▶ Extracted material:
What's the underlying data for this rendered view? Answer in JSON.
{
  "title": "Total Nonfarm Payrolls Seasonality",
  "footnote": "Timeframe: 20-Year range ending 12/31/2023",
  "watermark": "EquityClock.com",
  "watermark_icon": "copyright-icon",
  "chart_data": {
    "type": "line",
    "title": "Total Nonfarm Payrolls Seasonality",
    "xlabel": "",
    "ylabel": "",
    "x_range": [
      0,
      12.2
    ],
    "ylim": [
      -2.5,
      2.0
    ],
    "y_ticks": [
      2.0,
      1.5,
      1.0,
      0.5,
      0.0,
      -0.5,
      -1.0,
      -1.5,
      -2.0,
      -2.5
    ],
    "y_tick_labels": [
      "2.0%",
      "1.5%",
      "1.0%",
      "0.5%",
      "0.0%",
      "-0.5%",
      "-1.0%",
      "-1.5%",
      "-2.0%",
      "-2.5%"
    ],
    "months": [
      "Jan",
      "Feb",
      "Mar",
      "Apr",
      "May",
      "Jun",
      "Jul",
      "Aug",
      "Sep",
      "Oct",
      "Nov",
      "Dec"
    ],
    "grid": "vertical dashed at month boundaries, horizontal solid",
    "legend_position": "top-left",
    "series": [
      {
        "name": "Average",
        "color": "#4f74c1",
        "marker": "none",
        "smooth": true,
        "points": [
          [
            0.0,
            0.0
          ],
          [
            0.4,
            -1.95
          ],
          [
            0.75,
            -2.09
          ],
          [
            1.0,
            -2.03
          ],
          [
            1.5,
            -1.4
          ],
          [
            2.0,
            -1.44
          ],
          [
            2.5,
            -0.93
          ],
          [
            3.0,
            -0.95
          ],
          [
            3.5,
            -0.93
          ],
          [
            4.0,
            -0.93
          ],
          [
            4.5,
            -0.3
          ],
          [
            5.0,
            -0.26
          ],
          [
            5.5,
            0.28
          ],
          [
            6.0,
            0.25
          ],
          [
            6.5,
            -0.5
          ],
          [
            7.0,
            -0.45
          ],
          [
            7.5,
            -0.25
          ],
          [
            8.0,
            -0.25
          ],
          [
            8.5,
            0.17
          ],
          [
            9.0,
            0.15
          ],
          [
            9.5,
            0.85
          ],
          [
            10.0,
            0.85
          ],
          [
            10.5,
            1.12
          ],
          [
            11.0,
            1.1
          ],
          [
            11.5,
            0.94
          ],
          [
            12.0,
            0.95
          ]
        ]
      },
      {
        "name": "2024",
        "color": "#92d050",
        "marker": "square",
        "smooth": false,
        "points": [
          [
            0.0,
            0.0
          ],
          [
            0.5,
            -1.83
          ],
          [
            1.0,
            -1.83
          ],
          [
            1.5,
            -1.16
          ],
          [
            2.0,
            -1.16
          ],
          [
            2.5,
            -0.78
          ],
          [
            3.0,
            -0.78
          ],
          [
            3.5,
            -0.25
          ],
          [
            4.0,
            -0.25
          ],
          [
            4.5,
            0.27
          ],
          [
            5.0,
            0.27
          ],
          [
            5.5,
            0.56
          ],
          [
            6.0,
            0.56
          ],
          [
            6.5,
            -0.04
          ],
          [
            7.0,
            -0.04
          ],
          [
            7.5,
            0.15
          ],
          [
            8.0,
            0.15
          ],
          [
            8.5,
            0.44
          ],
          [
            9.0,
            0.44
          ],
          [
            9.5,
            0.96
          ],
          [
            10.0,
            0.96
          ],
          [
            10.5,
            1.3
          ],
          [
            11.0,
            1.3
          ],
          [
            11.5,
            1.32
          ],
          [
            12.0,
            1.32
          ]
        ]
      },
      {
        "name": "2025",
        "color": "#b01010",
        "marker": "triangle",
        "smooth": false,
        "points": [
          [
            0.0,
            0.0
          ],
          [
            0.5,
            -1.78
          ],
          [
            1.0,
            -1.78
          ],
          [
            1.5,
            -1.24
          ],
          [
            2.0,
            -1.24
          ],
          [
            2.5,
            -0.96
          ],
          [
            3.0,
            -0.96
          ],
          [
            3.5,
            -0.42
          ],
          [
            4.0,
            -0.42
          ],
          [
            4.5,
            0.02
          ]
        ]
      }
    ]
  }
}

▶ Instructions for the task: Each entry above is to be quoted exactly.

▶ Correct response:
What's the underlying data for this rendered view? Answer in JSON.
{
  "title": "Total Nonfarm Payrolls Seasonality",
  "footnote": "Timeframe: 20-Year range ending 12/31/2023",
  "watermark": "EquityClock.com",
  "watermark_icon": "copyright-icon",
  "chart_data": {
    "type": "line",
    "title": "Total Nonfarm Payrolls Seasonality",
    "xlabel": "",
    "ylabel": "",
    "x_range": [
      0,
      12.2
    ],
    "ylim": [
      -2.5,
      2.0
    ],
    "y_ticks": [
      2.0,
      1.5,
      1.0,
      0.5,
      0.0,
      -0.5,
      -1.0,
      -1.5,
      -2.0,
      -2.5
    ],
    "y_tick_labels": [
      "2.0%",
      "1.5%",
      "1.0%",
      "0.5%",
      "0.0%",
      "-0.5%",
      "-1.0%",
      "-1.5%",
      "-2.0%",
      "-2.5%"
    ],
    "months": [
      "Jan",
      "Feb",
      "Mar",
      "Apr",
      "May",
      "Jun",
      "Jul",
      "Aug",
      "Sep",
      "Oct",
      "Nov",
      "Dec"
    ],
    "grid": "vertical dashed at month boundaries, horizontal solid",
    "legend_position": "top-left",
    "series": [
      {
        "name": "Average",
        "color": "#4f74c1",
        "marker": "none",
        "smooth": true,
        "points": [
          [
            0.0,
            0.0
          ],
          [
            0.4,
            -1.95
          ],
          [
            0.75,
            -2.09
          ],
          [
            1.0,
            -2.03
          ],
          [
            1.5,
            -1.4
          ],
          [
            2.0,
            -1.44
          ],
          [
            2.5,
            -0.93
          ],
          [
            3.0,
            -0.95
          ],
          [
            3.5,
            -0.93
          ],
          [
            4.0,
            -0.93
          ],
          [
            4.5,
            -0.3
          ],
          [
            5.0,
            -0.26
          ],
          [
            5.5,
            0.28
          ],
          [
            6.0,
            0.25
          ],
          [
            6.5,
            -0.5
          ],
          [
            7.0,
            -0.45
          ],
          [
            7.5,
            -0.25
          ],
          [
            8.0,
            -0.25
          ],
          [
            8.5,
            0.17
          ],
          [
            9.0,
            0.15
          ],
          [
            9.5,
            0.85
          ],
          [
            10.0,
            0.85
          ],
          [
            10.5,
            1.12
          ],
          [
            11.0,
            1.1
          ],
          [
            11.5,
            0.94
          ],
          [
            12.0,
            0.95
          ]
        ]
      },
      {
        "name": "2024",
        "color": "#92d050",
        "marker": "square",
        "smooth": false,
        "points": [
          [
            0.0,
            0.0
          ],
          [
            0.5,
            -1.83
          ],
          [
            1.0,
            -1.83
          ],
          [
            1.5,
            -1.16
          ],
          [
            2.0,
            -1.16
          ],
          [
            2.5,
            -0.78
          ],
          [
            3.0,
            -0.78
          ],
          [
            3.5,
            -0.25
          ],
          [
            4.0,
            -0.25
          ],
          [
            4.5,
            0.27
          ],
          [
            5.0,
            0.27
          ],
          [
            5.5,
            0.56
          ],
          [
            6.0,
            0.56
          ],
          [
            6.5,
            -0.04
          ],
          [
            7.0,
            -0.04
          ],
          [
            7.5,
            0.15
          ],
          [
            8.0,
            0.15
          ],
          [
            8.5,
            0.44
          ],
          [
            9.0,
            0.44
          ],
          [
            9.5,
            0.96
          ],
          [
            10.0,
            0.96
          ],
          [
            10.5,
            1.3
          ],
          [
            11.0,
            1.3
          ],
          [
            11.5,
            1.32
          ],
          [
            12.0,
            1.32
          ]
        ]
      },
      {
        "name": "2025",
        "color": "#b01010",
        "marker": "triangle",
        "smooth": false,
        "points": [
          [
            0.0,
            0.0
          ],
          [
            0.5,
            -1.78
          ],
          [
            1.0,
            -1.78
          ],
          [
            1.5,
            -1.24
          ],
          [
            2.0,
            -1.24
          ],
          [
            2.5,
            -0.96
          ],
          [
            3.0,
            -0.96
          ],
          [
            3.5,
            -0.42
          ],
          [
            4.0,
            -0.42
          ],
          [
            4.5,
            0.02
          ]
        ]
      }
    ]
  }
}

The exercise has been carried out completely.